>>>
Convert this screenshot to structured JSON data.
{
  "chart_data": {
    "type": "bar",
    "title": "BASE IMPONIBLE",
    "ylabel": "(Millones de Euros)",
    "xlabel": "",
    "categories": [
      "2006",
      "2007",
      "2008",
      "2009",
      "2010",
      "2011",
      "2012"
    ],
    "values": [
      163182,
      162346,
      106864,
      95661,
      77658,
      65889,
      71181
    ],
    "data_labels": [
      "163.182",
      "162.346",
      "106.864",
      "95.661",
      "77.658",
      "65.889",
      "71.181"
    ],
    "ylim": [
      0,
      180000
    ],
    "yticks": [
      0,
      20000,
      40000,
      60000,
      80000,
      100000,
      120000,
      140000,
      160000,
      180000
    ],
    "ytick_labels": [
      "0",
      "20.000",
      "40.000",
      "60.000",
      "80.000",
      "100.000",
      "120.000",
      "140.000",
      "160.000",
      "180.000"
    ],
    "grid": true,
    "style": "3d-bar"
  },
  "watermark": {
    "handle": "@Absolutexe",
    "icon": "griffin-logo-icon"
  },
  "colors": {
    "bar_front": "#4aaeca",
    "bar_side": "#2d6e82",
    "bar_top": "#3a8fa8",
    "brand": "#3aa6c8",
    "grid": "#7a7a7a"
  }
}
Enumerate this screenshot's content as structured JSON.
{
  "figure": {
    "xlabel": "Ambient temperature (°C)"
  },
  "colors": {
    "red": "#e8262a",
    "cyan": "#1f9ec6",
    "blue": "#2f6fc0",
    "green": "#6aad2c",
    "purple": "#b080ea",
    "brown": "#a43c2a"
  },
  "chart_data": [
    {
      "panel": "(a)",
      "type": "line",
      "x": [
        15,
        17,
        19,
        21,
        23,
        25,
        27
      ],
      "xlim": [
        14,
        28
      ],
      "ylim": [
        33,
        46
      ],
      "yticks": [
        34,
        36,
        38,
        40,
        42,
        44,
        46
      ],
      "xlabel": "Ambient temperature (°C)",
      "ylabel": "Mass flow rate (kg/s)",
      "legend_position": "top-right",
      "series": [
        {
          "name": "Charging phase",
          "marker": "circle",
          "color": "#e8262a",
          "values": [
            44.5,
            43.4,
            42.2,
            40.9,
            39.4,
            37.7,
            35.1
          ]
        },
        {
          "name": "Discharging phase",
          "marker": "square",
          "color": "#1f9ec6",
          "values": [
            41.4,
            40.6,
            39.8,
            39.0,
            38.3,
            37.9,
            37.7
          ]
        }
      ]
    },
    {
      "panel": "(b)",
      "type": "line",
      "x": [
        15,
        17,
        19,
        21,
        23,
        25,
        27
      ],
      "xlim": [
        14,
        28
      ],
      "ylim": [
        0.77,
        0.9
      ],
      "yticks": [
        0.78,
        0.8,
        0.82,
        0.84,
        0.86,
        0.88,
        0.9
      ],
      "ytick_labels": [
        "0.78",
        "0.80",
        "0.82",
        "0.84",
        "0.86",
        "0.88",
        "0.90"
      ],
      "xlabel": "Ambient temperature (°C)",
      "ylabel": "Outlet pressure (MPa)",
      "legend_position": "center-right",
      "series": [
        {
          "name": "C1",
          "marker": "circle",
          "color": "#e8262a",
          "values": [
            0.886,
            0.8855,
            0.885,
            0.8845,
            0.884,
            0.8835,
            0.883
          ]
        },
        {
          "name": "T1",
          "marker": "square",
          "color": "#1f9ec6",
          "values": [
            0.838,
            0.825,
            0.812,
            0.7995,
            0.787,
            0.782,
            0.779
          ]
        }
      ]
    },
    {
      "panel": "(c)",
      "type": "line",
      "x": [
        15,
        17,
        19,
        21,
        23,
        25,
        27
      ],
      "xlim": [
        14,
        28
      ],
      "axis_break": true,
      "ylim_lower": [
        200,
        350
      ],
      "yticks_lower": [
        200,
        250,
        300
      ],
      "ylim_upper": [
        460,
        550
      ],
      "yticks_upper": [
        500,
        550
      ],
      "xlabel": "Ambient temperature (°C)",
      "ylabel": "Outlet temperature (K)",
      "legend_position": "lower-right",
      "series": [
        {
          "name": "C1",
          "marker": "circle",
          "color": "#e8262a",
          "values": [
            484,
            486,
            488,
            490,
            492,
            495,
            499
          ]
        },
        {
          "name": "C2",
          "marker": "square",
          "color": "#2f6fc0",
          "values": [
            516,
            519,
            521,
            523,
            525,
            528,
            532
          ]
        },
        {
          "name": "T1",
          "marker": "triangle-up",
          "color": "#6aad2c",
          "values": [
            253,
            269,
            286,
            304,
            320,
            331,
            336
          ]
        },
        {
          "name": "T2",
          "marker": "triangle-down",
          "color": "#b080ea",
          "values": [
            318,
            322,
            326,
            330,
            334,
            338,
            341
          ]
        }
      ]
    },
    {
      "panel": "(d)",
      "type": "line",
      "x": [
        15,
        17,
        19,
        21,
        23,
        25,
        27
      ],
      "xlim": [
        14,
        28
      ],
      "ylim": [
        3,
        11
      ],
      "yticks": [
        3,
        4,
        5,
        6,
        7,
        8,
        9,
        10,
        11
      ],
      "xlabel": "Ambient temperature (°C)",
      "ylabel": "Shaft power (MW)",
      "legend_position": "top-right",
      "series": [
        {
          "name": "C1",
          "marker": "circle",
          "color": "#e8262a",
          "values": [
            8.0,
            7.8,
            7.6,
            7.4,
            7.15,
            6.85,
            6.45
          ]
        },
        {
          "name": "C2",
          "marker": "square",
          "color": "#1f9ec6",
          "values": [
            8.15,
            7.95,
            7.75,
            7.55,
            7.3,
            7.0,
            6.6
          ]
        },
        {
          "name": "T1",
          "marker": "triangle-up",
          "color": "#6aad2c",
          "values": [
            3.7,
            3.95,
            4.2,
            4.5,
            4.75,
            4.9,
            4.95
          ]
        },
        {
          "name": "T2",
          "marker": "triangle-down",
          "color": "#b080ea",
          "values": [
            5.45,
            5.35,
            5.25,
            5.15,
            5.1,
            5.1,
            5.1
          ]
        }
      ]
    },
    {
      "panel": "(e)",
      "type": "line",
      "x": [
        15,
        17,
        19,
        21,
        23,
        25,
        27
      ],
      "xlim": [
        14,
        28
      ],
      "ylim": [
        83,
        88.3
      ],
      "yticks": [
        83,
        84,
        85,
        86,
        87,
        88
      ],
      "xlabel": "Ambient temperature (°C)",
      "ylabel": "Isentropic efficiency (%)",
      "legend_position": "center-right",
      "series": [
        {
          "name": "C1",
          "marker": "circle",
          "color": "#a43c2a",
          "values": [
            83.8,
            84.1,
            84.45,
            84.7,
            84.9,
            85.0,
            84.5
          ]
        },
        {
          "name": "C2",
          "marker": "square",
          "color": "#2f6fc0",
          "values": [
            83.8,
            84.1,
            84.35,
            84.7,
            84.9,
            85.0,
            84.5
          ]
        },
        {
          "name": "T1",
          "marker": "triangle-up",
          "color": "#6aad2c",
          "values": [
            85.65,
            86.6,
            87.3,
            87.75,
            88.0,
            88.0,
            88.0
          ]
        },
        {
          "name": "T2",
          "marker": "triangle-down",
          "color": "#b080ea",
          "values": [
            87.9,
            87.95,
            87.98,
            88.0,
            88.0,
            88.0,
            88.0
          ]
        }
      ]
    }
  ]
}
<<<
What the task asks
Above are records; say how many of their lines contain the word "structured", giving only the number.

Answer to the exercise
2